What is required: Set the listing down again exactly, please, apart from its pictures.

Items listed in a dataset:
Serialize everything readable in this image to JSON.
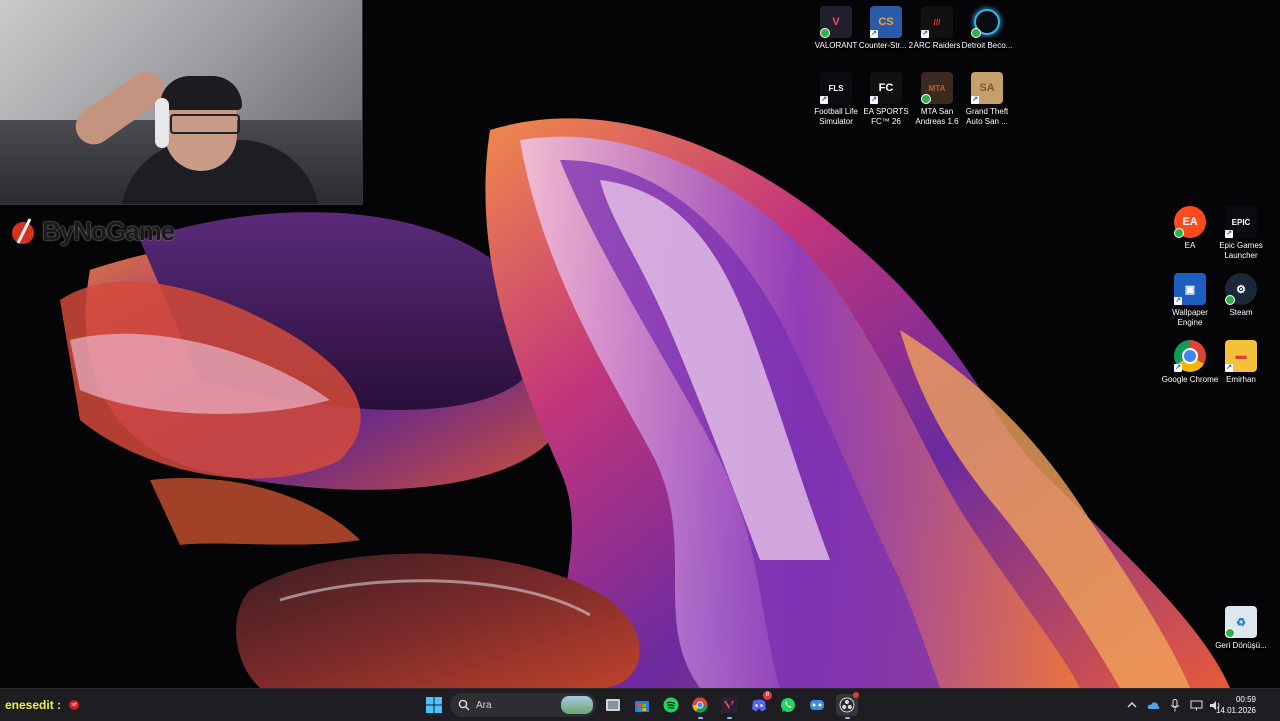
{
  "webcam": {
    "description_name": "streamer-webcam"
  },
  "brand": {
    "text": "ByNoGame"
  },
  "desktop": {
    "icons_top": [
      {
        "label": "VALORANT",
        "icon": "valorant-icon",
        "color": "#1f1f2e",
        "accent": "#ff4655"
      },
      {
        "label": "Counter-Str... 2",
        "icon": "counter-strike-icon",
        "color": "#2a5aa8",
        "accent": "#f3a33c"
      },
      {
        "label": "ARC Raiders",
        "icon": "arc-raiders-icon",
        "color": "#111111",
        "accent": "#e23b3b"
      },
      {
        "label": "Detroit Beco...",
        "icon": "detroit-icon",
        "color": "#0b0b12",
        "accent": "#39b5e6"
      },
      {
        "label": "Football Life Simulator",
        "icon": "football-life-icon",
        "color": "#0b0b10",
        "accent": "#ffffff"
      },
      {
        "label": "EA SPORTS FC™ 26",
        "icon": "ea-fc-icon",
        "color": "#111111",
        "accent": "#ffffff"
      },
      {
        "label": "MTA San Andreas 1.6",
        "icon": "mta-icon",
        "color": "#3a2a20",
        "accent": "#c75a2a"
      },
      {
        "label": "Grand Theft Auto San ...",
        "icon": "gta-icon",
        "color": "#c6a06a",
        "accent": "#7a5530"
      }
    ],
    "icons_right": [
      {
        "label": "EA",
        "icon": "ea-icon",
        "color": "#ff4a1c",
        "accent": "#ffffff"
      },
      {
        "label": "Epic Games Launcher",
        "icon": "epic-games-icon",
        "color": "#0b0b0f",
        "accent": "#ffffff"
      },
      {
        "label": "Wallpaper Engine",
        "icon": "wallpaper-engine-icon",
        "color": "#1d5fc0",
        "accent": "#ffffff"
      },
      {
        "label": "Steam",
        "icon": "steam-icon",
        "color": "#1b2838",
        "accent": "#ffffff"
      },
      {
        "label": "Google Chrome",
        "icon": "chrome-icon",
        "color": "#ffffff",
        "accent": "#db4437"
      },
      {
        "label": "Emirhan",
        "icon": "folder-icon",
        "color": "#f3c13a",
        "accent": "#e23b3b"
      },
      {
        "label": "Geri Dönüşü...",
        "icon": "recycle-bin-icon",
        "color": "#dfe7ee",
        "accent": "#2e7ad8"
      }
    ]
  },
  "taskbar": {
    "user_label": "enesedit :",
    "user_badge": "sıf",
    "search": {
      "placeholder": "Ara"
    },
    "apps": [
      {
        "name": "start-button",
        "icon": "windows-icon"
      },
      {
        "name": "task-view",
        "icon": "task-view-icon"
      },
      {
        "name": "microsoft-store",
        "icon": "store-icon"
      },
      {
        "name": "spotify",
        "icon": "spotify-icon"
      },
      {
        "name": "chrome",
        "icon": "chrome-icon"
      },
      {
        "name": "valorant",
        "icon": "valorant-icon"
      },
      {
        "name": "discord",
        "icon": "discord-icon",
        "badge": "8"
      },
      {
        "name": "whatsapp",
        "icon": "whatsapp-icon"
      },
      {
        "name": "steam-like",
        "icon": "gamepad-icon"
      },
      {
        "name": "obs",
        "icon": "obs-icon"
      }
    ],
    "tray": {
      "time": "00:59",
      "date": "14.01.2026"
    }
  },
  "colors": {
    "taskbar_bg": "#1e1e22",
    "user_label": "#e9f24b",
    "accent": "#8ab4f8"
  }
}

Task result:
Serialize everything readable in this image to JSON.
{
  "webcam": {
    "description_name": "streamer-webcam"
  },
  "brand": {
    "text": "ByNoGame"
  },
  "desktop": {
    "icons_top": [
      {
        "label": "VALORANT",
        "icon": "valorant-icon",
        "color": "#1f1f2e",
        "accent": "#ff4655"
      },
      {
        "label": "Counter-Str... 2",
        "icon": "counter-strike-icon",
        "color": "#2a5aa8",
        "accent": "#f3a33c"
      },
      {
        "label": "ARC Raiders",
        "icon": "arc-raiders-icon",
        "color": "#111111",
        "accent": "#e23b3b"
      },
      {
        "label": "Detroit Beco...",
        "icon": "detroit-icon",
        "color": "#0b0b12",
        "accent": "#39b5e6"
      },
      {
        "label": "Football Life Simulator",
        "icon": "football-life-icon",
        "color": "#0b0b10",
        "accent": "#ffffff"
      },
      {
        "label": "EA SPORTS FC™ 26",
        "icon": "ea-fc-icon",
        "color": "#111111",
        "accent": "#ffffff"
      },
      {
        "label": "MTA San Andreas 1.6",
        "icon": "mta-icon",
        "color": "#3a2a20",
        "accent": "#c75a2a"
      },
      {
        "label": "Grand Theft Auto San ...",
        "icon": "gta-icon",
        "color": "#c6a06a",
        "accent": "#7a5530"
      }
    ],
    "icons_right": [
      {
        "label": "EA",
        "icon": "ea-icon",
        "color": "#ff4a1c",
        "accent": "#ffffff"
      },
      {
        "label": "Epic Games Launcher",
        "icon": "epic-games-icon",
        "color": "#0b0b0f",
        "accent": "#ffffff"
      },
      {
        "label": "Wallpaper Engine",
        "icon": "wallpaper-engine-icon",
        "color": "#1d5fc0",
        "accent": "#ffffff"
      },
      {
        "label": "Steam",
        "icon": "steam-icon",
        "color": "#1b2838",
        "accent": "#ffffff"
      },
      {
        "label": "Google Chrome",
        "icon": "chrome-icon",
        "color": "#ffffff",
        "accent": "#db4437"
      },
      {
        "label": "Emirhan",
        "icon": "folder-icon",
        "color": "#f3c13a",
        "accent": "#e23b3b"
      },
      {
        "label": "Geri Dönüşü...",
        "icon": "recycle-bin-icon",
        "color": "#dfe7ee",
        "accent": "#2e7ad8"
      }
    ]
  },
  "taskbar": {
    "user_label": "enesedit :",
    "user_badge": "sıf",
    "search": {
      "placeholder": "Ara"
    },
    "apps": [
      {
        "name": "start-button",
        "icon": "windows-icon"
      },
      {
        "name": "task-view",
        "icon": "task-view-icon"
      },
      {
        "name": "microsoft-store",
        "icon": "store-icon"
      },
      {
        "name": "spotify",
        "icon": "spotify-icon"
      },
      {
        "name": "chrome",
        "icon": "chrome-icon"
      },
      {
        "name": "valorant",
        "icon": "valorant-icon"
      },
      {
        "name": "discord",
        "icon": "discord-icon",
        "badge": "8"
      },
      {
        "name": "whatsapp",
        "icon": "whatsapp-icon"
      },
      {
        "name": "steam-like",
        "icon": "gamepad-icon"
      },
      {
        "name": "obs",
        "icon": "obs-icon"
      }
    ],
    "tray": {
      "time": "00:59",
      "date": "14.01.2026"
    }
  },
  "colors": {
    "taskbar_bg": "#1e1e22",
    "user_label": "#e9f24b",
    "accent": "#8ab4f8"
  }
}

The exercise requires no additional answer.